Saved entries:
━━━
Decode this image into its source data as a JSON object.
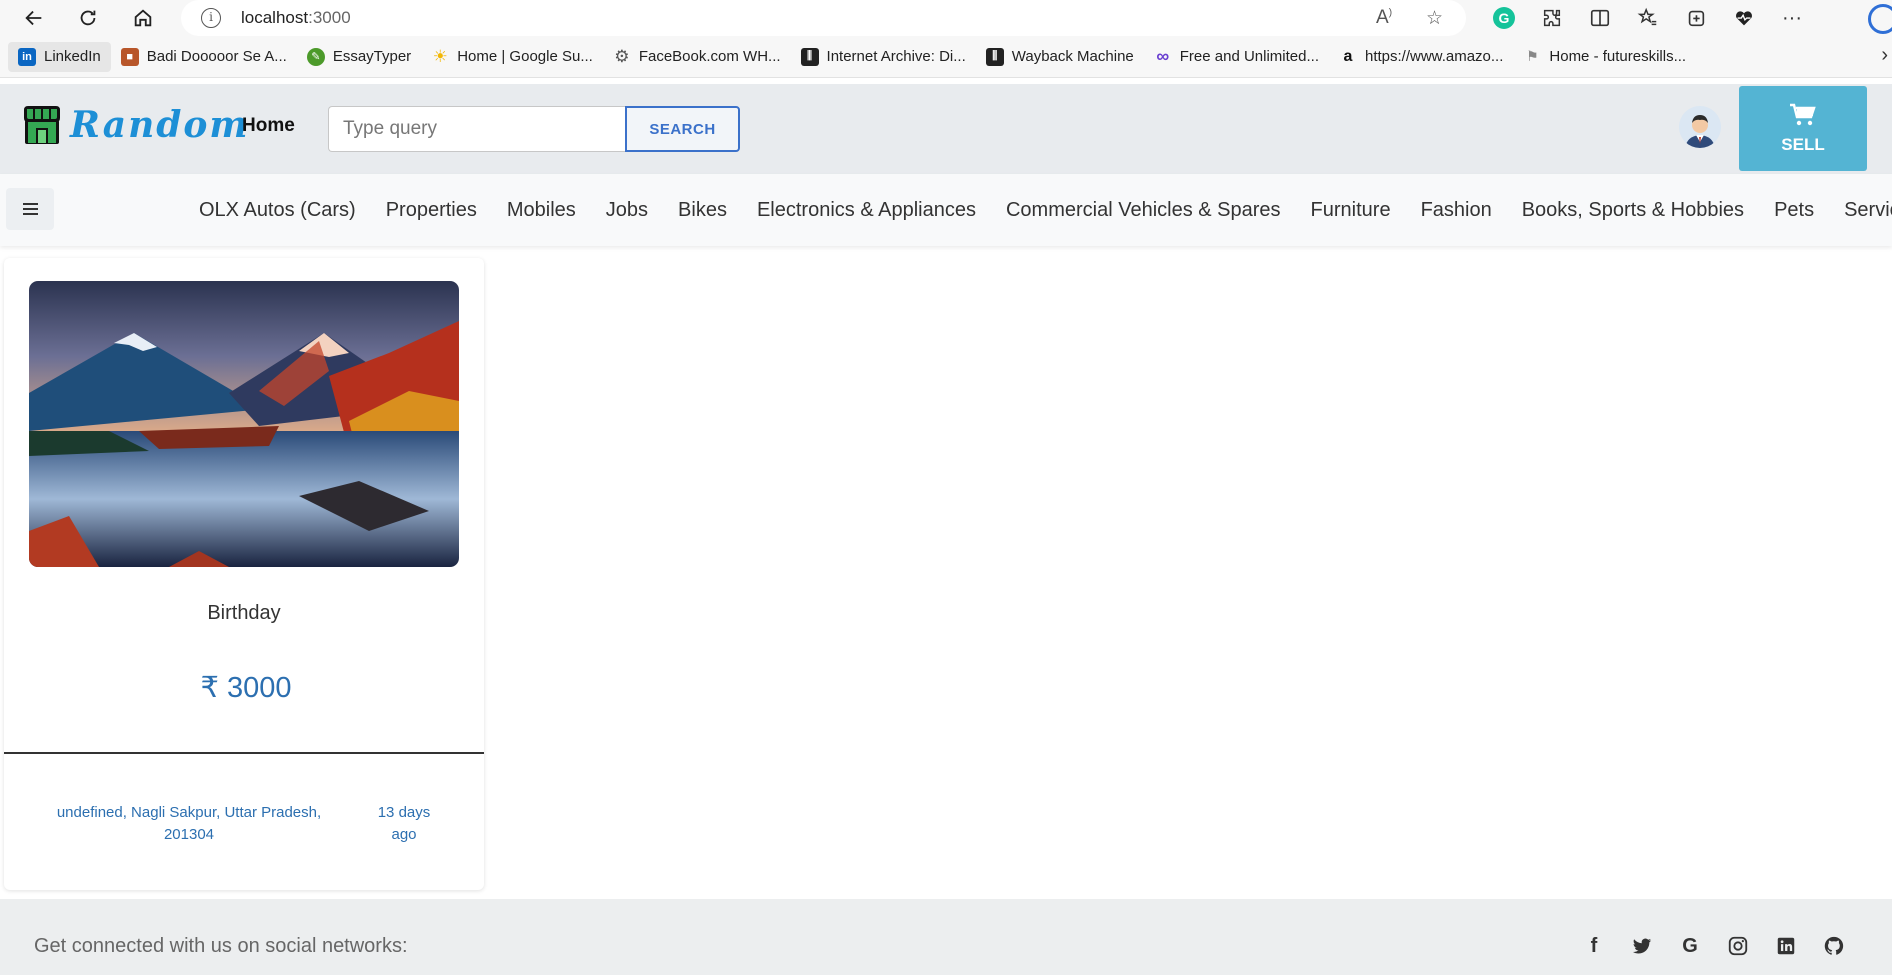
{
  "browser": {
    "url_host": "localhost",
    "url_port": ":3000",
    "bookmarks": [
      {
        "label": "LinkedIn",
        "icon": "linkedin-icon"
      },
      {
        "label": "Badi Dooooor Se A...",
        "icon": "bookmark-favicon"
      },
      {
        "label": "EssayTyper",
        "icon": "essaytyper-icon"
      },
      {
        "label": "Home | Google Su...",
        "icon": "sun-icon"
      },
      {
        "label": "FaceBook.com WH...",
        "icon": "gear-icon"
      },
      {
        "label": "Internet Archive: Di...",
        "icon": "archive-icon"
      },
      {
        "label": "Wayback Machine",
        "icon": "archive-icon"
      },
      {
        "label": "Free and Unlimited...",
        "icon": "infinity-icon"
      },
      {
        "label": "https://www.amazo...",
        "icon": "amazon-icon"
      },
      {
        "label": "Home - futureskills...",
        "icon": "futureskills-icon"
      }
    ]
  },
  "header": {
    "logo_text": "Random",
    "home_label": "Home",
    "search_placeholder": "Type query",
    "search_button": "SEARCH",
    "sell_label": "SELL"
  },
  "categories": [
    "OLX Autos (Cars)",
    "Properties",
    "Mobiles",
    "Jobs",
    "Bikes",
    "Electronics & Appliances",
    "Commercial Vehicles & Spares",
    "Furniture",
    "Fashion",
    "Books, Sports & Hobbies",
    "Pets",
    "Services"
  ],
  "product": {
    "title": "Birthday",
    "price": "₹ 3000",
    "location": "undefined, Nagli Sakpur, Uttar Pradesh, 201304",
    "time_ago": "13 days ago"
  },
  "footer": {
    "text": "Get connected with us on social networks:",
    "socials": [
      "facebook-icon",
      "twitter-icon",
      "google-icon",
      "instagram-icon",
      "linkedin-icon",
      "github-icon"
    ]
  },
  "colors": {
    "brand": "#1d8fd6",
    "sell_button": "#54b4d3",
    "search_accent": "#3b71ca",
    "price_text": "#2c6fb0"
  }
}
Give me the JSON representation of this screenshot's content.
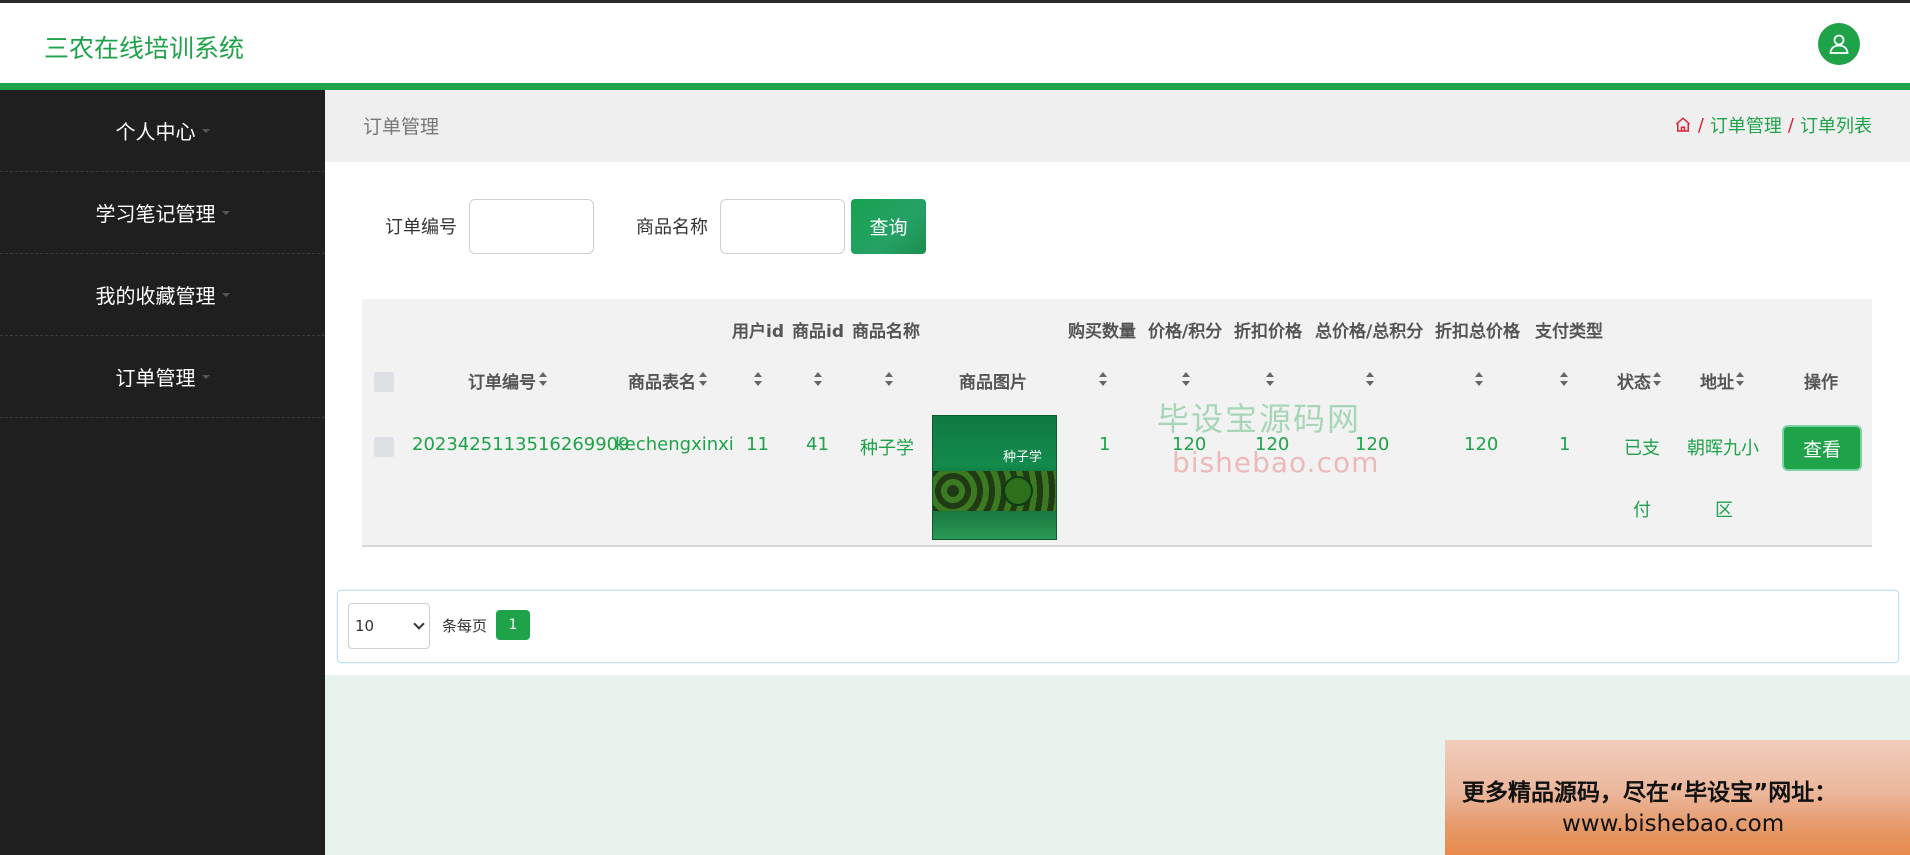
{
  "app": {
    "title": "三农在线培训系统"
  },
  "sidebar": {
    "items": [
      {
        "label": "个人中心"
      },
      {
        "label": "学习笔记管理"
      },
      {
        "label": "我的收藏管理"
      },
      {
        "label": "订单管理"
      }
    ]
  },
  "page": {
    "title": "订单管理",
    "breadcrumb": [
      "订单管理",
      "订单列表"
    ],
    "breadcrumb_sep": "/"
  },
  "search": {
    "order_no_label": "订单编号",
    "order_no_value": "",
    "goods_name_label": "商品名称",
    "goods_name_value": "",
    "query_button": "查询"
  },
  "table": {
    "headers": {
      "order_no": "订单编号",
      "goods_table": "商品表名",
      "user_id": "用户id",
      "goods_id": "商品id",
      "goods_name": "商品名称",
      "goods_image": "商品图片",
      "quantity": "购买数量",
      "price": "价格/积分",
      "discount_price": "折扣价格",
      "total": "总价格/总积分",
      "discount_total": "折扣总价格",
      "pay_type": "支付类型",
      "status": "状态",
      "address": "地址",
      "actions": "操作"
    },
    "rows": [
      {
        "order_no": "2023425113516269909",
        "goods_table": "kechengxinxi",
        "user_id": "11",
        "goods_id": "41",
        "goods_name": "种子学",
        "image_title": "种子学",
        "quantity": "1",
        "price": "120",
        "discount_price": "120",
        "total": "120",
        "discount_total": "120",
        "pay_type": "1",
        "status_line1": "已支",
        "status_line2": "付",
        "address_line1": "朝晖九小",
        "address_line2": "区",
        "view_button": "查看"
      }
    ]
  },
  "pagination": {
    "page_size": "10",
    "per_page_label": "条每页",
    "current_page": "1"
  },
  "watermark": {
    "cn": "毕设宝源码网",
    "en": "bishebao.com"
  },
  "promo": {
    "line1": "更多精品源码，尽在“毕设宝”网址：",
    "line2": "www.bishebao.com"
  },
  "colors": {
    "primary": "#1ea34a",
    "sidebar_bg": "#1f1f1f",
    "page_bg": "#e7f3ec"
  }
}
━━━
→ Task requirements:
All preceding records should be duplicated verbatim, images excepted.

→ The output:
Decode this image into its source data as a JSON object.
{
  "browser": {
    "url_host": "localhost",
    "url_port": ":3000",
    "bookmarks": [
      {
        "label": "LinkedIn",
        "icon": "linkedin-icon"
      },
      {
        "label": "Badi Dooooor Se A...",
        "icon": "bookmark-favicon"
      },
      {
        "label": "EssayTyper",
        "icon": "essaytyper-icon"
      },
      {
        "label": "Home | Google Su...",
        "icon": "sun-icon"
      },
      {
        "label": "FaceBook.com WH...",
        "icon": "gear-icon"
      },
      {
        "label": "Internet Archive: Di...",
        "icon": "archive-icon"
      },
      {
        "label": "Wayback Machine",
        "icon": "archive-icon"
      },
      {
        "label": "Free and Unlimited...",
        "icon": "infinity-icon"
      },
      {
        "label": "https://www.amazo...",
        "icon": "amazon-icon"
      },
      {
        "label": "Home - futureskills...",
        "icon": "futureskills-icon"
      }
    ]
  },
  "header": {
    "logo_text": "Random",
    "home_label": "Home",
    "search_placeholder": "Type query",
    "search_button": "SEARCH",
    "sell_label": "SELL"
  },
  "categories": [
    "OLX Autos (Cars)",
    "Properties",
    "Mobiles",
    "Jobs",
    "Bikes",
    "Electronics & Appliances",
    "Commercial Vehicles & Spares",
    "Furniture",
    "Fashion",
    "Books, Sports & Hobbies",
    "Pets",
    "Services"
  ],
  "product": {
    "title": "Birthday",
    "price": "₹ 3000",
    "location": "undefined, Nagli Sakpur, Uttar Pradesh, 201304",
    "time_ago": "13 days ago"
  },
  "footer": {
    "text": "Get connected with us on social networks:",
    "socials": [
      "facebook-icon",
      "twitter-icon",
      "google-icon",
      "instagram-icon",
      "linkedin-icon",
      "github-icon"
    ]
  },
  "colors": {
    "brand": "#1d8fd6",
    "sell_button": "#54b4d3",
    "search_accent": "#3b71ca",
    "price_text": "#2c6fb0"
  }
}
Give me the JSON representation of this screenshot's content.
{
  "app": {
    "title": "三农在线培训系统"
  },
  "sidebar": {
    "items": [
      {
        "label": "个人中心"
      },
      {
        "label": "学习笔记管理"
      },
      {
        "label": "我的收藏管理"
      },
      {
        "label": "订单管理"
      }
    ]
  },
  "page": {
    "title": "订单管理",
    "breadcrumb": [
      "订单管理",
      "订单列表"
    ],
    "breadcrumb_sep": "/"
  },
  "search": {
    "order_no_label": "订单编号",
    "order_no_value": "",
    "goods_name_label": "商品名称",
    "goods_name_value": "",
    "query_button": "查询"
  },
  "table": {
    "headers": {
      "order_no": "订单编号",
      "goods_table": "商品表名",
      "user_id": "用户id",
      "goods_id": "商品id",
      "goods_name": "商品名称",
      "goods_image": "商品图片",
      "quantity": "购买数量",
      "price": "价格/积分",
      "discount_price": "折扣价格",
      "total": "总价格/总积分",
      "discount_total": "折扣总价格",
      "pay_type": "支付类型",
      "status": "状态",
      "address": "地址",
      "actions": "操作"
    },
    "rows": [
      {
        "order_no": "2023425113516269909",
        "goods_table": "kechengxinxi",
        "user_id": "11",
        "goods_id": "41",
        "goods_name": "种子学",
        "image_title": "种子学",
        "quantity": "1",
        "price": "120",
        "discount_price": "120",
        "total": "120",
        "discount_total": "120",
        "pay_type": "1",
        "status_line1": "已支",
        "status_line2": "付",
        "address_line1": "朝晖九小",
        "address_line2": "区",
        "view_button": "查看"
      }
    ]
  },
  "pagination": {
    "page_size": "10",
    "per_page_label": "条每页",
    "current_page": "1"
  },
  "watermark": {
    "cn": "毕设宝源码网",
    "en": "bishebao.com"
  },
  "promo": {
    "line1": "更多精品源码，尽在“毕设宝”网址：",
    "line2": "www.bishebao.com"
  },
  "colors": {
    "primary": "#1ea34a",
    "sidebar_bg": "#1f1f1f",
    "page_bg": "#e7f3ec"
  }
}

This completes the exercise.